— Dataset rows about figures —
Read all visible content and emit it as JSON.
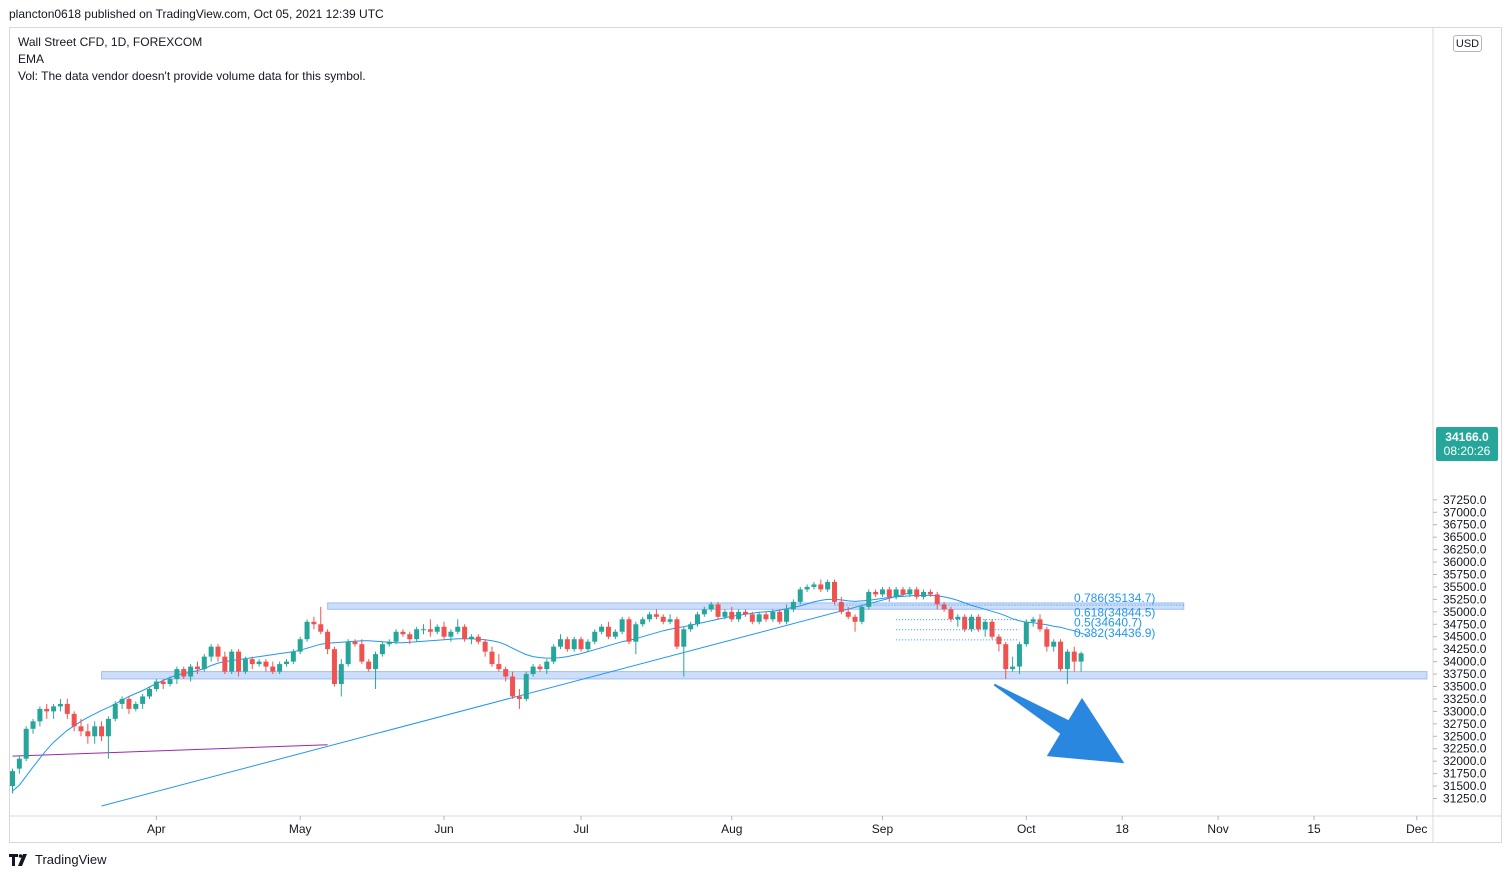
{
  "header": {
    "publish_line": "plancton0618 published on TradingView.com, Oct 05, 2021 12:39 UTC"
  },
  "legend": {
    "symbol_line": "Wall Street CFD, 1D, FOREXCOM",
    "ema_label": "EMA",
    "vol_line": "Vol: The data vendor doesn't provide volume data for this symbol."
  },
  "axis": {
    "currency": "USD",
    "last_price": "34166.0",
    "countdown": "08:20:26"
  },
  "footer": {
    "brand": "TradingView"
  },
  "colors": {
    "up": "#26a69a",
    "down": "#ef5350",
    "ema": "#2196f3",
    "zone_fill": "#bbd3f6",
    "zone_stroke": "#2962ff",
    "trendline": "#2196f3",
    "purple_line": "#9c27b0",
    "arrow": "#2a87e0"
  },
  "chart_data": {
    "type": "candlestick",
    "title": "Wall Street CFD, 1D, FOREXCOM",
    "currency": "USD",
    "y_ticks": [
      31250,
      31500,
      31750,
      32000,
      32250,
      32500,
      32750,
      33000,
      33250,
      33500,
      33750,
      34000,
      34250,
      34500,
      34750,
      35000,
      35250,
      35500,
      35750,
      36000,
      36250,
      36500,
      36750,
      37000,
      37250
    ],
    "y_tick_labels": [
      "31250.0",
      "31500.0",
      "31750.0",
      "32000.0",
      "32250.0",
      "32500.0",
      "32750.0",
      "33000.0",
      "33250.0",
      "33500.0",
      "33750.0",
      "34000.0",
      "34250.0",
      "34500.0",
      "34750.0",
      "35000.0",
      "35250.0",
      "35500.0",
      "35750.0",
      "36000.0",
      "36250.0",
      "36500.0",
      "36750.0",
      "37000.0",
      "37250.0"
    ],
    "ylim": [
      31050,
      37350
    ],
    "x_labels": [
      {
        "label": "Apr",
        "day": 21
      },
      {
        "label": "May",
        "day": 42
      },
      {
        "label": "Jun",
        "day": 63
      },
      {
        "label": "Jul",
        "day": 83
      },
      {
        "label": "Aug",
        "day": 105
      },
      {
        "label": "Sep",
        "day": 127
      },
      {
        "label": "Oct",
        "day": 148
      },
      {
        "label": "18",
        "day": 162
      },
      {
        "label": "Nov",
        "day": 176
      },
      {
        "label": "15",
        "day": 190
      },
      {
        "label": "Dec",
        "day": 205
      }
    ],
    "start_date": "2021-03-09",
    "last_price": 34166.0,
    "candles": [
      [
        31500,
        31800,
        31350,
        31850
      ],
      [
        31850,
        32050,
        31750,
        32100
      ],
      [
        32050,
        32650,
        32000,
        32700
      ],
      [
        32650,
        32800,
        32550,
        32850
      ],
      [
        32800,
        33050,
        32700,
        33100
      ],
      [
        33050,
        33000,
        32850,
        33150
      ],
      [
        33000,
        33100,
        32850,
        33150
      ],
      [
        33100,
        33150,
        33000,
        33250
      ],
      [
        33150,
        32950,
        32850,
        33250
      ],
      [
        32950,
        32700,
        32600,
        33000
      ],
      [
        32700,
        32600,
        32500,
        32850
      ],
      [
        32600,
        32500,
        32350,
        32750
      ],
      [
        32500,
        32700,
        32350,
        32800
      ],
      [
        32700,
        32500,
        32400,
        32800
      ],
      [
        32500,
        32850,
        32050,
        32900
      ],
      [
        32850,
        33150,
        32800,
        33200
      ],
      [
        33150,
        33250,
        33050,
        33300
      ],
      [
        33250,
        33050,
        32950,
        33300
      ],
      [
        33050,
        33150,
        33000,
        33200
      ],
      [
        33150,
        33300,
        33050,
        33350
      ],
      [
        33300,
        33450,
        33250,
        33500
      ],
      [
        33450,
        33600,
        33400,
        33650
      ],
      [
        33600,
        33550,
        33450,
        33650
      ],
      [
        33550,
        33650,
        33500,
        33700
      ],
      [
        33650,
        33850,
        33550,
        33900
      ],
      [
        33850,
        33700,
        33650,
        33900
      ],
      [
        33700,
        33900,
        33600,
        33950
      ],
      [
        33900,
        33850,
        33750,
        34000
      ],
      [
        33850,
        34100,
        33800,
        34150
      ],
      [
        34100,
        34300,
        34000,
        34350
      ],
      [
        34300,
        34100,
        34000,
        34350
      ],
      [
        34100,
        33800,
        33750,
        34200
      ],
      [
        33800,
        34200,
        33750,
        34250
      ],
      [
        34200,
        33800,
        33700,
        34250
      ],
      [
        33800,
        34050,
        33750,
        34100
      ],
      [
        34050,
        33950,
        33850,
        34100
      ],
      [
        33950,
        34000,
        33900,
        34050
      ],
      [
        34000,
        33900,
        33800,
        34050
      ],
      [
        33900,
        33800,
        33750,
        34000
      ],
      [
        33800,
        33950,
        33750,
        34000
      ],
      [
        33950,
        34000,
        33900,
        34050
      ],
      [
        34000,
        34200,
        33950,
        34250
      ],
      [
        34200,
        34450,
        34150,
        34500
      ],
      [
        34450,
        34800,
        34400,
        34850
      ],
      [
        34800,
        34750,
        34650,
        34900
      ],
      [
        34750,
        34600,
        34550,
        35100
      ],
      [
        34600,
        34250,
        34150,
        34650
      ],
      [
        34250,
        33550,
        33500,
        34300
      ],
      [
        33550,
        33950,
        33300,
        34050
      ],
      [
        33950,
        34400,
        33900,
        34450
      ],
      [
        34400,
        34350,
        34300,
        34450
      ],
      [
        34350,
        34000,
        33950,
        34450
      ],
      [
        34000,
        33850,
        33800,
        34050
      ],
      [
        33850,
        34150,
        33450,
        34200
      ],
      [
        34150,
        34350,
        34100,
        34400
      ],
      [
        34350,
        34400,
        34300,
        34450
      ],
      [
        34400,
        34600,
        34350,
        34650
      ],
      [
        34600,
        34550,
        34500,
        34650
      ],
      [
        34550,
        34450,
        34350,
        34600
      ],
      [
        34450,
        34650,
        34400,
        34700
      ],
      [
        34650,
        34650,
        34550,
        34750
      ],
      [
        34650,
        34600,
        34500,
        34850
      ],
      [
        34600,
        34700,
        34550,
        34750
      ],
      [
        34700,
        34500,
        34450,
        34800
      ],
      [
        34500,
        34600,
        34400,
        34650
      ],
      [
        34600,
        34700,
        34550,
        34850
      ],
      [
        34700,
        34450,
        34400,
        34750
      ],
      [
        34450,
        34500,
        34350,
        34550
      ],
      [
        34500,
        34400,
        34350,
        34550
      ],
      [
        34400,
        34200,
        34100,
        34450
      ],
      [
        34200,
        33950,
        33900,
        34300
      ],
      [
        33950,
        33850,
        33800,
        34150
      ],
      [
        33850,
        33700,
        33600,
        33900
      ],
      [
        33700,
        33300,
        33250,
        33800
      ],
      [
        33300,
        33250,
        33050,
        33450
      ],
      [
        33250,
        33750,
        33200,
        33800
      ],
      [
        33750,
        33900,
        33700,
        33950
      ],
      [
        33900,
        33850,
        33800,
        33950
      ],
      [
        33850,
        34000,
        33750,
        34050
      ],
      [
        34000,
        34300,
        33950,
        34350
      ],
      [
        34300,
        34450,
        34250,
        34550
      ],
      [
        34450,
        34250,
        34200,
        34500
      ],
      [
        34250,
        34450,
        34200,
        34500
      ],
      [
        34450,
        34250,
        34200,
        34500
      ],
      [
        34250,
        34400,
        34200,
        34450
      ],
      [
        34400,
        34600,
        34350,
        34650
      ],
      [
        34600,
        34700,
        34550,
        34750
      ],
      [
        34700,
        34500,
        34450,
        34800
      ],
      [
        34500,
        34600,
        34450,
        34650
      ],
      [
        34600,
        34850,
        34550,
        34900
      ],
      [
        34850,
        34400,
        34350,
        34900
      ],
      [
        34400,
        34750,
        34150,
        34800
      ],
      [
        34750,
        34850,
        34700,
        34900
      ],
      [
        34850,
        34950,
        34800,
        35000
      ],
      [
        34950,
        34900,
        34850,
        35050
      ],
      [
        34900,
        34800,
        34750,
        34950
      ],
      [
        34800,
        34850,
        34750,
        34950
      ],
      [
        34850,
        34300,
        34250,
        34900
      ],
      [
        34300,
        34650,
        33700,
        34700
      ],
      [
        34650,
        34750,
        34600,
        34800
      ],
      [
        34750,
        34950,
        34700,
        35000
      ],
      [
        34950,
        35050,
        34900,
        35100
      ],
      [
        35050,
        35150,
        35000,
        35200
      ],
      [
        35150,
        34900,
        34850,
        35200
      ],
      [
        34900,
        35000,
        34850,
        35050
      ],
      [
        35000,
        34850,
        34800,
        35100
      ],
      [
        34850,
        35000,
        34800,
        35050
      ],
      [
        35000,
        34950,
        34900,
        35050
      ],
      [
        34950,
        34800,
        34750,
        35000
      ],
      [
        34800,
        34950,
        34750,
        35000
      ],
      [
        34950,
        34850,
        34800,
        35000
      ],
      [
        34850,
        35000,
        34800,
        35050
      ],
      [
        35000,
        34800,
        34750,
        35050
      ],
      [
        34800,
        35050,
        34750,
        35150
      ],
      [
        35050,
        35200,
        35000,
        35250
      ],
      [
        35200,
        35450,
        35150,
        35500
      ],
      [
        35450,
        35500,
        35400,
        35550
      ],
      [
        35500,
        35550,
        35450,
        35600
      ],
      [
        35550,
        35450,
        35400,
        35650
      ],
      [
        35450,
        35600,
        35400,
        35650
      ],
      [
        35600,
        35200,
        35150,
        35650
      ],
      [
        35200,
        35000,
        34950,
        35300
      ],
      [
        35000,
        34900,
        34850,
        35100
      ],
      [
        34900,
        34800,
        34600,
        34950
      ],
      [
        34800,
        35100,
        34750,
        35150
      ],
      [
        35100,
        35400,
        35050,
        35450
      ],
      [
        35400,
        35350,
        35300,
        35450
      ],
      [
        35350,
        35450,
        35300,
        35500
      ],
      [
        35450,
        35300,
        35200,
        35500
      ],
      [
        35300,
        35450,
        35250,
        35500
      ],
      [
        35450,
        35350,
        35300,
        35500
      ],
      [
        35350,
        35450,
        35300,
        35500
      ],
      [
        35450,
        35300,
        35250,
        35500
      ],
      [
        35300,
        35400,
        35250,
        35450
      ],
      [
        35400,
        35350,
        35300,
        35450
      ],
      [
        35350,
        35150,
        35050,
        35400
      ],
      [
        35150,
        35050,
        35000,
        35200
      ],
      [
        35050,
        34850,
        34800,
        35100
      ],
      [
        34850,
        34900,
        34700,
        34950
      ],
      [
        34900,
        34650,
        34600,
        34950
      ],
      [
        34650,
        34900,
        34600,
        34950
      ],
      [
        34900,
        34650,
        34600,
        34950
      ],
      [
        34650,
        34800,
        34500,
        34850
      ],
      [
        34800,
        34500,
        34450,
        34850
      ],
      [
        34500,
        34350,
        34200,
        34550
      ],
      [
        34350,
        33850,
        33650,
        34400
      ],
      [
        33850,
        33900,
        33800,
        34100
      ],
      [
        33900,
        34350,
        33750,
        34400
      ],
      [
        34350,
        34800,
        34300,
        34850
      ],
      [
        34800,
        34850,
        34700,
        34900
      ],
      [
        34850,
        34650,
        34600,
        34950
      ],
      [
        34650,
        34300,
        34200,
        34700
      ],
      [
        34300,
        34400,
        34200,
        34450
      ],
      [
        34400,
        33850,
        33800,
        34450
      ],
      [
        33850,
        34200,
        33550,
        34250
      ],
      [
        34200,
        34000,
        33800,
        34300
      ],
      [
        34000,
        34166,
        33800,
        34200
      ]
    ],
    "ema_series": [
      31400,
      31520,
      31700,
      31880,
      32060,
      32230,
      32380,
      32500,
      32620,
      32710,
      32800,
      32880,
      32950,
      33020,
      33080,
      33150,
      33230,
      33300,
      33360,
      33420,
      33490,
      33560,
      33620,
      33680,
      33730,
      33760,
      33790,
      33820,
      33860,
      33920,
      33970,
      34000,
      34020,
      34040,
      34060,
      34080,
      34100,
      34120,
      34140,
      34160,
      34180,
      34200,
      34230,
      34270,
      34310,
      34350,
      34370,
      34380,
      34390,
      34400,
      34410,
      34420,
      34420,
      34410,
      34400,
      34390,
      34380,
      34380,
      34390,
      34400,
      34410,
      34420,
      34430,
      34440,
      34450,
      34460,
      34460,
      34460,
      34450,
      34440,
      34420,
      34390,
      34340,
      34270,
      34200,
      34140,
      34100,
      34080,
      34070,
      34070,
      34080,
      34100,
      34130,
      34160,
      34200,
      34240,
      34280,
      34320,
      34360,
      34400,
      34430,
      34460,
      34500,
      34540,
      34580,
      34620,
      34650,
      34680,
      34700,
      34730,
      34760,
      34790,
      34820,
      34850,
      34880,
      34910,
      34930,
      34950,
      34970,
      34990,
      35000,
      35010,
      35030,
      35060,
      35090,
      35120,
      35160,
      35200,
      35230,
      35250,
      35250,
      35240,
      35220,
      35210,
      35220,
      35230,
      35250,
      35270,
      35290,
      35300,
      35310,
      35320,
      35330,
      35330,
      35330,
      35320,
      35300,
      35270,
      35230,
      35180,
      35130,
      35090,
      35050,
      35010,
      34970,
      34920,
      34860,
      34820,
      34790,
      34780,
      34760,
      34740,
      34710,
      34690,
      34650,
      34620,
      34570,
      34530
    ],
    "support_zone": {
      "low": 33650,
      "high": 33800,
      "from_day": 13,
      "to_day": 210
    },
    "resistance_zone": {
      "low": 35050,
      "high": 35180,
      "from_day": 46,
      "to_day": 171
    },
    "trendline": {
      "from_day": 13,
      "from_price": 31100,
      "to_day": 131,
      "to_price": 35380
    },
    "purple_line": {
      "from_day": 0,
      "from_price": 32100,
      "to_day": 46,
      "to_price": 32330
    },
    "fibonacci_levels": [
      {
        "label": "0.786(35134.7)",
        "value": 35134.7
      },
      {
        "label": "0.618(34844.5)",
        "value": 34844.5
      },
      {
        "label": "0.5(34640.7)",
        "value": 34640.7
      },
      {
        "label": "0.382(34436.9)",
        "value": 34436.9
      }
    ],
    "arrow": {
      "from_day": 142,
      "from_price": 33600,
      "to_day": 155,
      "to_price": 32200
    }
  }
}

— WHAT THE EXERCISE ASKS —
Report all lines of the data that include the word "FOREXCOM".

— REPLY —
    "symbol_line": "Wall Street CFD, 1D, FOREXCOM",
    "title": "Wall Street CFD, 1D, FOREXCOM",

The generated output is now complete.